* [Objective] State how many lines contain the string "zewnętrznych", and write nothing else.

** begin **

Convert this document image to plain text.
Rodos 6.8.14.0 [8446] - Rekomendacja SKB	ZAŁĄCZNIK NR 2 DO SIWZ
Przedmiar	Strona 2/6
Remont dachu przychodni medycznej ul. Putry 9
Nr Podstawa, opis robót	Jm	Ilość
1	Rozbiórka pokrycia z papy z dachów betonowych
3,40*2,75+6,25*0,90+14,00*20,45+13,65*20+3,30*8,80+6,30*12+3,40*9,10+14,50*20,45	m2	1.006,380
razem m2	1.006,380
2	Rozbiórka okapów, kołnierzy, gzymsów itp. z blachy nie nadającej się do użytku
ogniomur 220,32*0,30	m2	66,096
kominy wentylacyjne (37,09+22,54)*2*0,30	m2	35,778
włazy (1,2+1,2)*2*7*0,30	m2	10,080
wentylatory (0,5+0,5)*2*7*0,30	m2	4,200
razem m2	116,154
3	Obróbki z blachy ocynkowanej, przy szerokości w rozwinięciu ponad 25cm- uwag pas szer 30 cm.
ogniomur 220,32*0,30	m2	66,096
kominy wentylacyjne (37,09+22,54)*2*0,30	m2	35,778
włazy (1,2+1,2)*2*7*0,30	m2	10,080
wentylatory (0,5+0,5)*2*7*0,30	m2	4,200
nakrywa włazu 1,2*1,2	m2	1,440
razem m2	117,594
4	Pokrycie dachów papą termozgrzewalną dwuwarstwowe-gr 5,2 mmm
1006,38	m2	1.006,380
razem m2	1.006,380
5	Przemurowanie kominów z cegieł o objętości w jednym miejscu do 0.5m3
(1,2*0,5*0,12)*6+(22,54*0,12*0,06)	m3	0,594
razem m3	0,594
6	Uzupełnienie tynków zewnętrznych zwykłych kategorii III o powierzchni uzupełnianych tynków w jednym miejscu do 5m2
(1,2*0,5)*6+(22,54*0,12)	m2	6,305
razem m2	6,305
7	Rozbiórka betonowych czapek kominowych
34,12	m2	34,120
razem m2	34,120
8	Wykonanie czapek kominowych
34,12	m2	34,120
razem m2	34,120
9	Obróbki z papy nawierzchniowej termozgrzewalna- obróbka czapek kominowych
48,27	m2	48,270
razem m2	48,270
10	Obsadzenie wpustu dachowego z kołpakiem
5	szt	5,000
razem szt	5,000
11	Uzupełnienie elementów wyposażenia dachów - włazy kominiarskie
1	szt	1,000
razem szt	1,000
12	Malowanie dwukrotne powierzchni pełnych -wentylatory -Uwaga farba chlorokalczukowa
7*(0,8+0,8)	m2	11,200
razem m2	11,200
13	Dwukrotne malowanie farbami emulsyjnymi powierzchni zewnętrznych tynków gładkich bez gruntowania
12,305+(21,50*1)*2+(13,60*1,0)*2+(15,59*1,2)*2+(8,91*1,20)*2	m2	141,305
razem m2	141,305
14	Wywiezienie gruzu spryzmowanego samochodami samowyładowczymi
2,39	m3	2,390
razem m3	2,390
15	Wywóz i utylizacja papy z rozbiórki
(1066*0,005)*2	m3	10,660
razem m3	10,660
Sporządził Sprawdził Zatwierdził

** end **
** begin **

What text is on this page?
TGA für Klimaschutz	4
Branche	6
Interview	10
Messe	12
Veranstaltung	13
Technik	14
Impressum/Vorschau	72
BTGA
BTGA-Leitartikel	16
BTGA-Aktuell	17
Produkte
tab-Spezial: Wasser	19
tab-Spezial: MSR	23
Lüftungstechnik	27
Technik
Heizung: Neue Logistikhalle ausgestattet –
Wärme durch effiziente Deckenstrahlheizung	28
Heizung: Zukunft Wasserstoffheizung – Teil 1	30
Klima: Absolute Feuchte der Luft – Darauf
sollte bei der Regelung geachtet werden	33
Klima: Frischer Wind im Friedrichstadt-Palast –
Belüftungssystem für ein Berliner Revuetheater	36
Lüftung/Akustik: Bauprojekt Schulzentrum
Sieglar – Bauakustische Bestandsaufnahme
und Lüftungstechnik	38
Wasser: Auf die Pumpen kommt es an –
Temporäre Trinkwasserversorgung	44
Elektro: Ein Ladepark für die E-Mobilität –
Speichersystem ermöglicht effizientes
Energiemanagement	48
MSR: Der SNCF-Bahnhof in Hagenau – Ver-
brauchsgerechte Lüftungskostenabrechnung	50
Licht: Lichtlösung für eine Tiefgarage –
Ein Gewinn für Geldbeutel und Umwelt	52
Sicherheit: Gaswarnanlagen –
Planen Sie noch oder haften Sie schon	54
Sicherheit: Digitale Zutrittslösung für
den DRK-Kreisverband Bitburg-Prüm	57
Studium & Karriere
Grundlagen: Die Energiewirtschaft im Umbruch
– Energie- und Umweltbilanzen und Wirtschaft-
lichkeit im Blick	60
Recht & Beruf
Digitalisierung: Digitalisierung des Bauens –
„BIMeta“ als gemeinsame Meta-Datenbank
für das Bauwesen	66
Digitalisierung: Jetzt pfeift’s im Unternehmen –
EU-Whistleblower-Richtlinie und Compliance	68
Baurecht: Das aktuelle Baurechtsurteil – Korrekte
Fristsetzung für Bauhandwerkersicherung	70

** end **
** begin **

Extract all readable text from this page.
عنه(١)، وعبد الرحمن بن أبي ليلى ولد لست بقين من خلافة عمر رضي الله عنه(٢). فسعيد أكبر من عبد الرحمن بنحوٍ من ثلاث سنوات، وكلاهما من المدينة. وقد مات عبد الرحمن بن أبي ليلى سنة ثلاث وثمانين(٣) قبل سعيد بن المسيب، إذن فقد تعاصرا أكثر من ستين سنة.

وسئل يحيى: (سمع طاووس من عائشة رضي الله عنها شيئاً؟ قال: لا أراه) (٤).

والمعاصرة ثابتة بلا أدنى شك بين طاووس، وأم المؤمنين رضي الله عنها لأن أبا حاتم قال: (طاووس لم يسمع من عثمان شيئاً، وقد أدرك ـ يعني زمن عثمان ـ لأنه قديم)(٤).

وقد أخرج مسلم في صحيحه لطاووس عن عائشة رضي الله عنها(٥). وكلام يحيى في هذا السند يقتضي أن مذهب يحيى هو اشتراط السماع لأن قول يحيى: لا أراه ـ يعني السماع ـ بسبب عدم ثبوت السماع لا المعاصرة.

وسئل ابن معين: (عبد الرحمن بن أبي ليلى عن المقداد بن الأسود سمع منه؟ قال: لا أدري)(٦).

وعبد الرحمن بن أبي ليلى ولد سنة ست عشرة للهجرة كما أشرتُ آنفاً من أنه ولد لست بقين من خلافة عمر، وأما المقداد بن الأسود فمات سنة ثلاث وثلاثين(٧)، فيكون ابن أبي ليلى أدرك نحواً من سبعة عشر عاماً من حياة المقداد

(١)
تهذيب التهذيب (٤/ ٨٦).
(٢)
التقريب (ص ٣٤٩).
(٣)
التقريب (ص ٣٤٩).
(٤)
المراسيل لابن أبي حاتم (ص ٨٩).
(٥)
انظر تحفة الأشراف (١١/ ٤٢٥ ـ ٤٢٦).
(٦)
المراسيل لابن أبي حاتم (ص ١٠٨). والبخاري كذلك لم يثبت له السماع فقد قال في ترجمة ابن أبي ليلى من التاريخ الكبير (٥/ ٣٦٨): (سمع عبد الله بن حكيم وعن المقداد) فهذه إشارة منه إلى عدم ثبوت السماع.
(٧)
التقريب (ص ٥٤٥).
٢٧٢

** end **

* [Correct response] 2